What to work on:
Scan the listing below and copy every line holding "JSON".

Record excerpts:
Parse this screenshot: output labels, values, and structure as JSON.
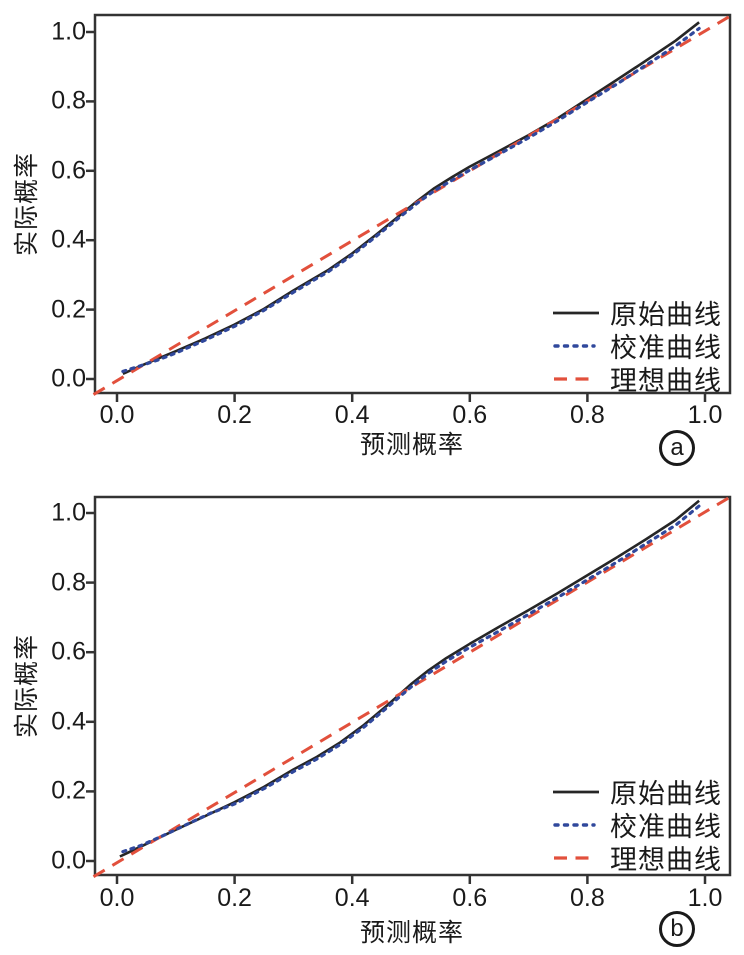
{
  "figure": {
    "background": "#ffffff",
    "frame_color": "#333333"
  },
  "panels": [
    {
      "label": "a",
      "xlabel": "预测概率",
      "ylabel": "实际概率",
      "x_ticks": [
        "0.0",
        "0.2",
        "0.4",
        "0.6",
        "0.8",
        "1.0"
      ],
      "y_ticks": [
        "1.0",
        "0.8",
        "0.6",
        "0.4",
        "0.2",
        "0.0"
      ],
      "legend": [
        {
          "name": "原始曲线",
          "style": "solid",
          "color": "#262626"
        },
        {
          "name": "校准曲线",
          "style": "dotted",
          "color": "#30489c"
        },
        {
          "name": "理想曲线",
          "style": "dashed",
          "color": "#e2503c"
        }
      ]
    },
    {
      "label": "b",
      "xlabel": "预测概率",
      "ylabel": "实际概率",
      "x_ticks": [
        "0.0",
        "0.2",
        "0.4",
        "0.6",
        "0.8",
        "1.0"
      ],
      "y_ticks": [
        "1.0",
        "0.8",
        "0.6",
        "0.4",
        "0.2",
        "0.0"
      ],
      "legend": [
        {
          "name": "原始曲线",
          "style": "solid",
          "color": "#262626"
        },
        {
          "name": "校准曲线",
          "style": "dotted",
          "color": "#30489c"
        },
        {
          "name": "理想曲线",
          "style": "dashed",
          "color": "#e2503c"
        }
      ]
    }
  ],
  "chart_data": [
    {
      "type": "line",
      "title": "",
      "panel_label": "a",
      "xlabel": "预测概率",
      "ylabel": "实际概率",
      "xlim": [
        -0.045,
        1.045
      ],
      "ylim": [
        -0.045,
        1.05
      ],
      "x_tick_values": [
        0.0,
        0.2,
        0.4,
        0.6,
        0.8,
        1.0
      ],
      "y_tick_values": [
        0.0,
        0.2,
        0.4,
        0.6,
        0.8,
        1.0
      ],
      "grid": false,
      "legend_position": "lower right",
      "frame_color": "#333333",
      "series": [
        {
          "name": "原始曲线",
          "style": "solid",
          "color": "#262626",
          "points": [
            [
              0.01,
              0.015
            ],
            [
              0.05,
              0.045
            ],
            [
              0.1,
              0.08
            ],
            [
              0.15,
              0.117
            ],
            [
              0.2,
              0.157
            ],
            [
              0.25,
              0.202
            ],
            [
              0.3,
              0.255
            ],
            [
              0.33,
              0.285
            ],
            [
              0.36,
              0.315
            ],
            [
              0.4,
              0.362
            ],
            [
              0.44,
              0.415
            ],
            [
              0.48,
              0.47
            ],
            [
              0.51,
              0.512
            ],
            [
              0.54,
              0.55
            ],
            [
              0.57,
              0.582
            ],
            [
              0.6,
              0.612
            ],
            [
              0.65,
              0.657
            ],
            [
              0.7,
              0.703
            ],
            [
              0.75,
              0.752
            ],
            [
              0.8,
              0.807
            ],
            [
              0.85,
              0.862
            ],
            [
              0.9,
              0.918
            ],
            [
              0.95,
              0.975
            ],
            [
              0.99,
              1.028
            ]
          ]
        },
        {
          "name": "理想曲线",
          "style": "dashed",
          "color": "#e2503c",
          "points": [
            [
              -0.04,
              -0.045
            ],
            [
              1.045,
              1.048
            ]
          ]
        },
        {
          "name": "校准曲线",
          "style": "dotted",
          "color": "#30489c",
          "points": [
            [
              0.01,
              0.022
            ],
            [
              0.04,
              0.038
            ],
            [
              0.07,
              0.055
            ],
            [
              0.1,
              0.075
            ],
            [
              0.15,
              0.112
            ],
            [
              0.2,
              0.152
            ],
            [
              0.25,
              0.198
            ],
            [
              0.3,
              0.25
            ],
            [
              0.33,
              0.28
            ],
            [
              0.36,
              0.31
            ],
            [
              0.4,
              0.357
            ],
            [
              0.44,
              0.41
            ],
            [
              0.48,
              0.465
            ],
            [
              0.51,
              0.506
            ],
            [
              0.54,
              0.543
            ],
            [
              0.57,
              0.573
            ],
            [
              0.6,
              0.602
            ],
            [
              0.65,
              0.648
            ],
            [
              0.7,
              0.695
            ],
            [
              0.75,
              0.745
            ],
            [
              0.8,
              0.798
            ],
            [
              0.85,
              0.85
            ],
            [
              0.9,
              0.905
            ],
            [
              0.95,
              0.96
            ],
            [
              0.99,
              1.01
            ]
          ]
        }
      ]
    },
    {
      "type": "line",
      "title": "",
      "panel_label": "b",
      "xlabel": "预测概率",
      "ylabel": "实际概率",
      "xlim": [
        -0.045,
        1.045
      ],
      "ylim": [
        -0.045,
        1.05
      ],
      "x_tick_values": [
        0.0,
        0.2,
        0.4,
        0.6,
        0.8,
        1.0
      ],
      "y_tick_values": [
        0.0,
        0.2,
        0.4,
        0.6,
        0.8,
        1.0
      ],
      "grid": false,
      "legend_position": "lower right",
      "frame_color": "#333333",
      "series": [
        {
          "name": "原始曲线",
          "style": "solid",
          "color": "#262626",
          "points": [
            [
              0.005,
              0.013
            ],
            [
              0.05,
              0.049
            ],
            [
              0.1,
              0.09
            ],
            [
              0.15,
              0.129
            ],
            [
              0.2,
              0.169
            ],
            [
              0.25,
              0.213
            ],
            [
              0.3,
              0.263
            ],
            [
              0.34,
              0.299
            ],
            [
              0.38,
              0.341
            ],
            [
              0.42,
              0.391
            ],
            [
              0.46,
              0.448
            ],
            [
              0.5,
              0.508
            ],
            [
              0.53,
              0.548
            ],
            [
              0.56,
              0.583
            ],
            [
              0.6,
              0.624
            ],
            [
              0.65,
              0.673
            ],
            [
              0.7,
              0.721
            ],
            [
              0.75,
              0.77
            ],
            [
              0.8,
              0.821
            ],
            [
              0.85,
              0.872
            ],
            [
              0.9,
              0.925
            ],
            [
              0.95,
              0.98
            ],
            [
              0.99,
              1.035
            ]
          ]
        },
        {
          "name": "理想曲线",
          "style": "dashed",
          "color": "#e2503c",
          "points": [
            [
              -0.04,
              -0.045
            ],
            [
              1.04,
              1.043
            ]
          ]
        },
        {
          "name": "校准曲线",
          "style": "dotted",
          "color": "#30489c",
          "points": [
            [
              0.01,
              0.027
            ],
            [
              0.04,
              0.044
            ],
            [
              0.08,
              0.074
            ],
            [
              0.12,
              0.106
            ],
            [
              0.16,
              0.138
            ],
            [
              0.2,
              0.164
            ],
            [
              0.25,
              0.208
            ],
            [
              0.3,
              0.257
            ],
            [
              0.34,
              0.293
            ],
            [
              0.38,
              0.335
            ],
            [
              0.42,
              0.385
            ],
            [
              0.46,
              0.442
            ],
            [
              0.5,
              0.5
            ],
            [
              0.53,
              0.54
            ],
            [
              0.56,
              0.574
            ],
            [
              0.6,
              0.614
            ],
            [
              0.65,
              0.661
            ],
            [
              0.7,
              0.709
            ],
            [
              0.75,
              0.758
            ],
            [
              0.8,
              0.808
            ],
            [
              0.85,
              0.859
            ],
            [
              0.9,
              0.912
            ],
            [
              0.95,
              0.965
            ],
            [
              0.99,
              1.02
            ]
          ]
        }
      ]
    }
  ]
}
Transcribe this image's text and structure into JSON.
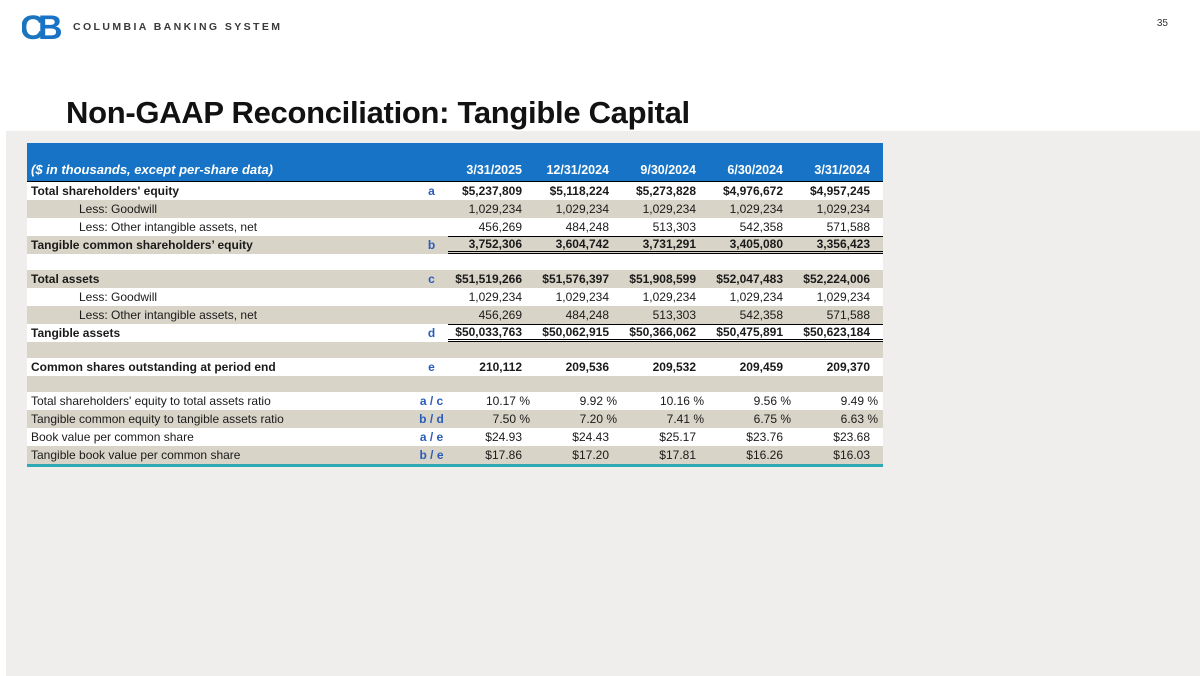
{
  "page_number": "35",
  "logo": {
    "mark": "CB",
    "brand": "COLUMBIA BANKING SYSTEM"
  },
  "title": "Non-GAAP Reconciliation: Tangible Capital",
  "colors": {
    "header_blue": "#1673c5",
    "row_shade_beige": "#d9d4c8",
    "marker_blue": "#2a5cba",
    "teal_rule": "#2fa9b4",
    "logo_blue": "#1b74be",
    "band_gray": "#efeeec"
  },
  "table": {
    "header_label": "($ in thousands, except per-share data)",
    "columns": [
      "3/31/2025",
      "12/31/2024",
      "9/30/2024",
      "6/30/2024",
      "3/31/2024"
    ],
    "rows": [
      {
        "label": "Total shareholders' equity",
        "marker": "a",
        "bold": true,
        "shade": false,
        "values": [
          "$5,237,809",
          "$5,118,224",
          "$5,273,828",
          "$4,976,672",
          "$4,957,245"
        ]
      },
      {
        "label": "Less: Goodwill",
        "marker": "",
        "indent": true,
        "shade": true,
        "values": [
          "1,029,234",
          "1,029,234",
          "1,029,234",
          "1,029,234",
          "1,029,234"
        ]
      },
      {
        "label": "Less: Other intangible assets, net",
        "marker": "",
        "indent": true,
        "shade": false,
        "values": [
          "456,269",
          "484,248",
          "513,303",
          "542,358",
          "571,588"
        ]
      },
      {
        "label": "Tangible common shareholders’ equity",
        "marker": "b",
        "bold": true,
        "shade": true,
        "rule": "total",
        "values": [
          "3,752,306",
          "3,604,742",
          "3,731,291",
          "3,405,080",
          "3,356,423"
        ]
      },
      {
        "blank": true,
        "shade": false
      },
      {
        "label": "Total assets",
        "marker": "c",
        "bold": true,
        "shade": true,
        "values": [
          "$51,519,266",
          "$51,576,397",
          "$51,908,599",
          "$52,047,483",
          "$52,224,006"
        ]
      },
      {
        "label": "Less: Goodwill",
        "marker": "",
        "indent": true,
        "shade": false,
        "values": [
          "1,029,234",
          "1,029,234",
          "1,029,234",
          "1,029,234",
          "1,029,234"
        ]
      },
      {
        "label": "Less: Other intangible assets, net",
        "marker": "",
        "indent": true,
        "shade": true,
        "values": [
          "456,269",
          "484,248",
          "513,303",
          "542,358",
          "571,588"
        ]
      },
      {
        "label": "Tangible assets",
        "marker": "d",
        "bold": true,
        "shade": false,
        "rule": "total",
        "values": [
          "$50,033,763",
          "$50,062,915",
          "$50,366,062",
          "$50,475,891",
          "$50,623,184"
        ]
      },
      {
        "blank": true,
        "shade": true
      },
      {
        "label": "Common shares outstanding at period end",
        "marker": "e",
        "bold": true,
        "shade": false,
        "values": [
          "210,112",
          "209,536",
          "209,532",
          "209,459",
          "209,370"
        ]
      },
      {
        "blank": true,
        "shade": true
      },
      {
        "label": "Total shareholders' equity to total assets ratio",
        "marker": "a / c",
        "shade": false,
        "values": [
          "10.17 %",
          "9.92 %",
          "10.16 %",
          "9.56 %",
          "9.49 %"
        ]
      },
      {
        "label": "Tangible common equity to tangible assets ratio",
        "marker": "b / d",
        "shade": true,
        "values": [
          "7.50 %",
          "7.20 %",
          "7.41 %",
          "6.75 %",
          "6.63 %"
        ]
      },
      {
        "label": "Book value per common share",
        "marker": "a / e",
        "shade": false,
        "values": [
          "$24.93",
          "$24.43",
          "$25.17",
          "$23.76",
          "$23.68"
        ]
      },
      {
        "label": "Tangible book value per common share",
        "marker": "b / e",
        "shade": true,
        "values": [
          "$17.86",
          "$17.20",
          "$17.81",
          "$16.26",
          "$16.03"
        ]
      }
    ]
  }
}
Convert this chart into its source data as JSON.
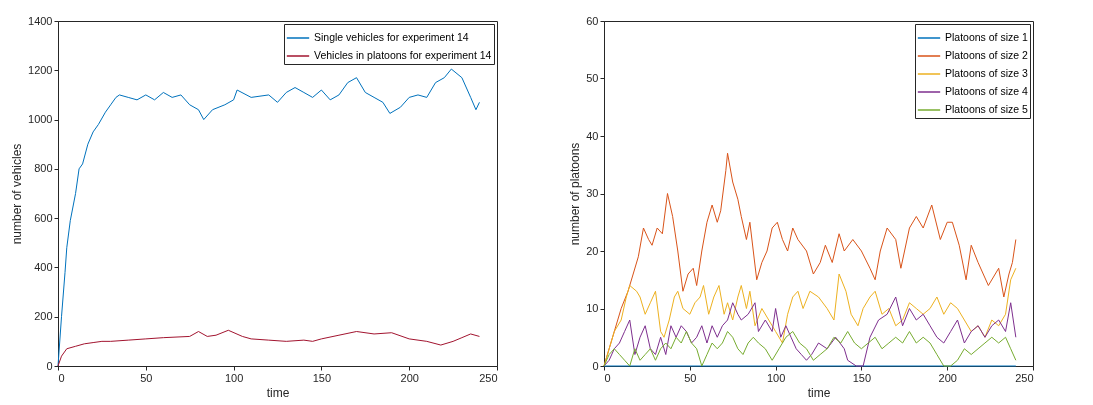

Written response:
Parse this screenshot: output labels, values, and structure as JSON.
Transcribe this image's text and structure into JSON.
Convert this chart into its source data as JSON.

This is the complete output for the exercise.